Begin Data to process
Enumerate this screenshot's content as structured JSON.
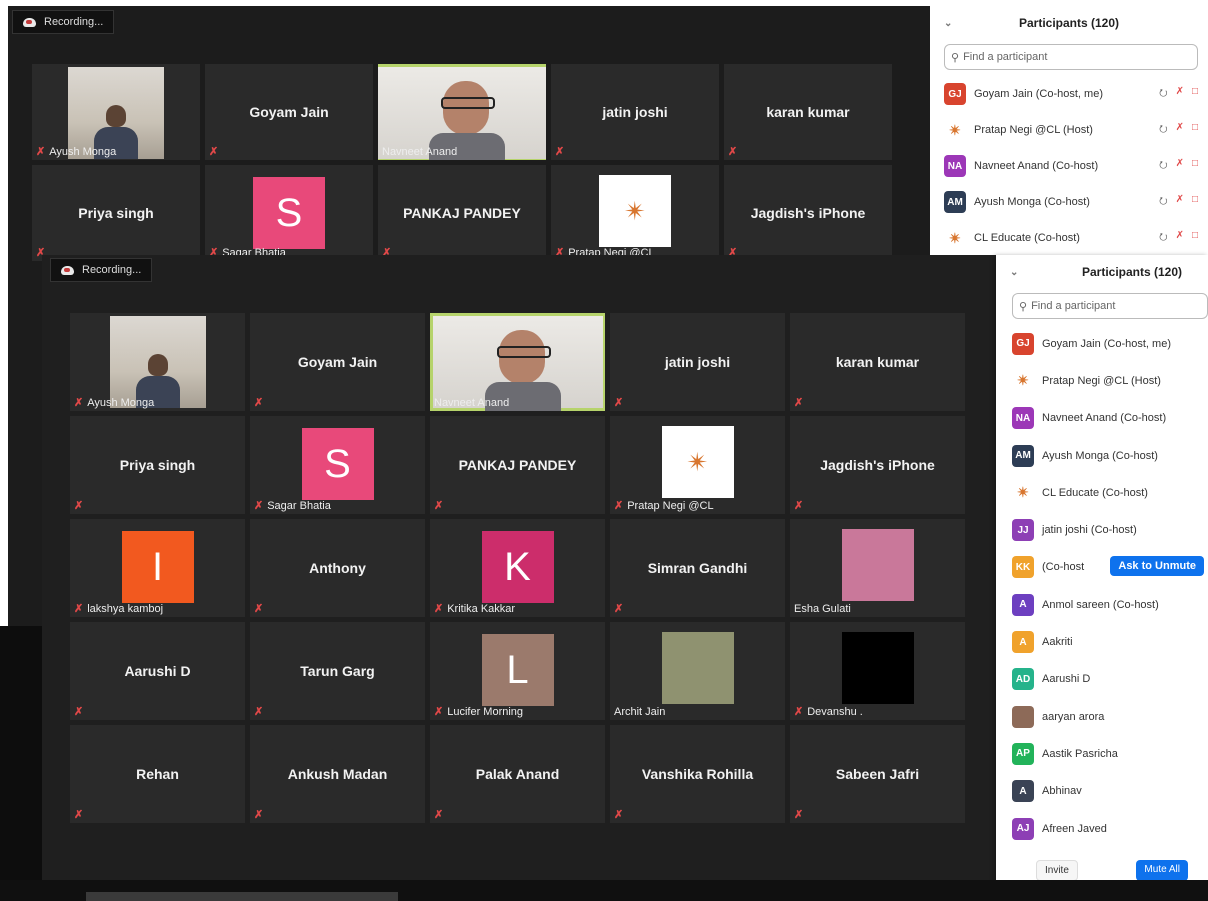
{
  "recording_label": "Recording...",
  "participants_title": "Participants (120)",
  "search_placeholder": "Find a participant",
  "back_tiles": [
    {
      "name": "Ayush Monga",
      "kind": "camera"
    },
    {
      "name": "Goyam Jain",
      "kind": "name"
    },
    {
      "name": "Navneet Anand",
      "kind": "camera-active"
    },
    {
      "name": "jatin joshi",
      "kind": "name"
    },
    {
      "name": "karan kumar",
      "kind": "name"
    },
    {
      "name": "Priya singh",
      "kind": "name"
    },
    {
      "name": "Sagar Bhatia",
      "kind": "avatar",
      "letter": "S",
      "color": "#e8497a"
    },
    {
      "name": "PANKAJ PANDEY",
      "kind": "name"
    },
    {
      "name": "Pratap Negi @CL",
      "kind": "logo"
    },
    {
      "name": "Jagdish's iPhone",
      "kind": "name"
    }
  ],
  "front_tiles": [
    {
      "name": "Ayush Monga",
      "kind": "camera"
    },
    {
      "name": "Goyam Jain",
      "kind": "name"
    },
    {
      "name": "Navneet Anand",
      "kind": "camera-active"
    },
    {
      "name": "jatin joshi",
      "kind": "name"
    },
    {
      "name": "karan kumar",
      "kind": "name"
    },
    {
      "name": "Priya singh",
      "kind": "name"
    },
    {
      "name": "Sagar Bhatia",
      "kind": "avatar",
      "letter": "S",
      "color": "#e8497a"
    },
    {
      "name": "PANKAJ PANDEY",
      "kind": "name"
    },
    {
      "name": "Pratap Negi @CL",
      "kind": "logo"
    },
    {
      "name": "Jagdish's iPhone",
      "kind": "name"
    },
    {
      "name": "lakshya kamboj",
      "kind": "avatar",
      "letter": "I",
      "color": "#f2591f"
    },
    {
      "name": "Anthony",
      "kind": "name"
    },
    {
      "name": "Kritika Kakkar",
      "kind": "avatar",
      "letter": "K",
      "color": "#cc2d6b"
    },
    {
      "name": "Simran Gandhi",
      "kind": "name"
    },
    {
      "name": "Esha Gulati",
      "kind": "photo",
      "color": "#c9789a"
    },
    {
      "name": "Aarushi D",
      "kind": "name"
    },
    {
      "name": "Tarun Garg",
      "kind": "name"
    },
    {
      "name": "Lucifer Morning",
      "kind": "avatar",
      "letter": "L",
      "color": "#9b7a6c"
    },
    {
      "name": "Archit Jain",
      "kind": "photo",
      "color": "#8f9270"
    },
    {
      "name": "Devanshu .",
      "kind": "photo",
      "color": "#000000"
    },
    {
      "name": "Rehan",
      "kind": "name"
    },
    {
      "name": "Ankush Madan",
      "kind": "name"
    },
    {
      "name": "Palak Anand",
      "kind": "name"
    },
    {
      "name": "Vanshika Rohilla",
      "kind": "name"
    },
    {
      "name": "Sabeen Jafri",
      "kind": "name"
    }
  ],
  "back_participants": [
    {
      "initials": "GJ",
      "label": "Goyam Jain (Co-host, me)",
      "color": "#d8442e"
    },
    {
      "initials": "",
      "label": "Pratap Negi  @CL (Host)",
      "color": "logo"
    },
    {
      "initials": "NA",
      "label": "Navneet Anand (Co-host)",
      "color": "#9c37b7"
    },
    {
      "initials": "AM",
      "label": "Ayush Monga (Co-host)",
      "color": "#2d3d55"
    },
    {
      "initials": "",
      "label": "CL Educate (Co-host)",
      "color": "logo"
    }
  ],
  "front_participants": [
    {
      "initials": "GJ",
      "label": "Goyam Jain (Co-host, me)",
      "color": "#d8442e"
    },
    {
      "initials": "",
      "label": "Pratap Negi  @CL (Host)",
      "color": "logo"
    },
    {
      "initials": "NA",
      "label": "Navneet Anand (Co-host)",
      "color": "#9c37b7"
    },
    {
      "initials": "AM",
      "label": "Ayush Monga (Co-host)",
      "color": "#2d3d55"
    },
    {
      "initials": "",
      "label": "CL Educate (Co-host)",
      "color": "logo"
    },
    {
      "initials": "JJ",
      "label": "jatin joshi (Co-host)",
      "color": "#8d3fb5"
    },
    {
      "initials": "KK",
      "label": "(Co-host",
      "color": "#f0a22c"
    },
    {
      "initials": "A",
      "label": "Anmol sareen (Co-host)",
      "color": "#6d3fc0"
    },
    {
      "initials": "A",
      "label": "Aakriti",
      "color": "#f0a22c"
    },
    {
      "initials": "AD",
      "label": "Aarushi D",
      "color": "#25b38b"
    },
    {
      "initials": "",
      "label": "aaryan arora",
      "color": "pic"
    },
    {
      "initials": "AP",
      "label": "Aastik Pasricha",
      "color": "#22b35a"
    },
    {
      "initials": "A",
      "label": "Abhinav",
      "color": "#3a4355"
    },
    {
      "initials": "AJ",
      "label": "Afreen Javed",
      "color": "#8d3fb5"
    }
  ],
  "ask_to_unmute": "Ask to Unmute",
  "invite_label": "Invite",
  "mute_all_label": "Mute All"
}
End Data to process
Begin Data to process
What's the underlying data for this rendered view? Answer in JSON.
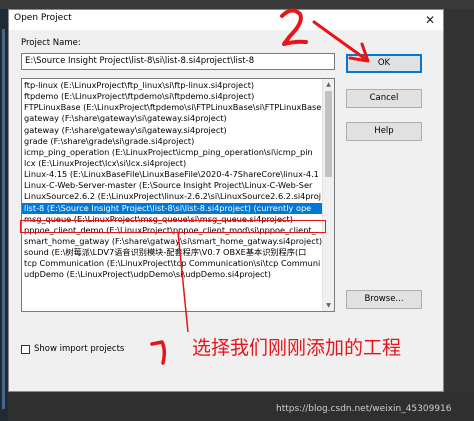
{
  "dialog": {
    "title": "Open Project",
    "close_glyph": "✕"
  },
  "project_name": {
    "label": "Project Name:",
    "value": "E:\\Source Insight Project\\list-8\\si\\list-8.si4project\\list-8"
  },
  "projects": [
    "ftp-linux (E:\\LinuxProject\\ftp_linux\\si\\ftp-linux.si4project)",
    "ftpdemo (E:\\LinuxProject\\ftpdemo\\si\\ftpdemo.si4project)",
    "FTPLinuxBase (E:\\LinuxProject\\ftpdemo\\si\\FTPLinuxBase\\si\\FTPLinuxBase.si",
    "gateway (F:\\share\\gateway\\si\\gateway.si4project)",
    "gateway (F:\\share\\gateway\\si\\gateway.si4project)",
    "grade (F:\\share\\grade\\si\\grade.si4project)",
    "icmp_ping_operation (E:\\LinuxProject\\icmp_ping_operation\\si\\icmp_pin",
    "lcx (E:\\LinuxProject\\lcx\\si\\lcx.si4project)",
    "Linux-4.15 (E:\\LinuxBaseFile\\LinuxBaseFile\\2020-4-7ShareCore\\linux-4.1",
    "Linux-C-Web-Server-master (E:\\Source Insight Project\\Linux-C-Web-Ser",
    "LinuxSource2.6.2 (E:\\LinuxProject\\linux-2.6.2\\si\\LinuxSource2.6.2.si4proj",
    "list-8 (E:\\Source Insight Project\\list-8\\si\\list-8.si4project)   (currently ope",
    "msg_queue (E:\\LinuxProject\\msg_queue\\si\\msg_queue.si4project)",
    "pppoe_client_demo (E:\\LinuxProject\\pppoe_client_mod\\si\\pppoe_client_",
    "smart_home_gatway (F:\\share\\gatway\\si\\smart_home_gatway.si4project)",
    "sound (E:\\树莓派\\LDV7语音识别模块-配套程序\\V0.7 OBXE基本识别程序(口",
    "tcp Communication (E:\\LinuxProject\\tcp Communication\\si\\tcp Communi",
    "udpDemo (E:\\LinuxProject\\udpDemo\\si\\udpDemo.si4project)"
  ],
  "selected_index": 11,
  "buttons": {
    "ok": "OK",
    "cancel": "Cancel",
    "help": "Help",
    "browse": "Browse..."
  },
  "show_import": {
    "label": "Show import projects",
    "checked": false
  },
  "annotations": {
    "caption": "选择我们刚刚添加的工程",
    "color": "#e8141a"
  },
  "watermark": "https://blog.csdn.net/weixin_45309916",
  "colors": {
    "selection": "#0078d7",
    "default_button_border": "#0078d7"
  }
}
End Data to process
**Instruction**
Look over the material above and show each line where "JSON" appears.

**Full response**
Enumerate this screenshot's content as structured JSON.
What's the underlying data for this rendered view? Answer in JSON.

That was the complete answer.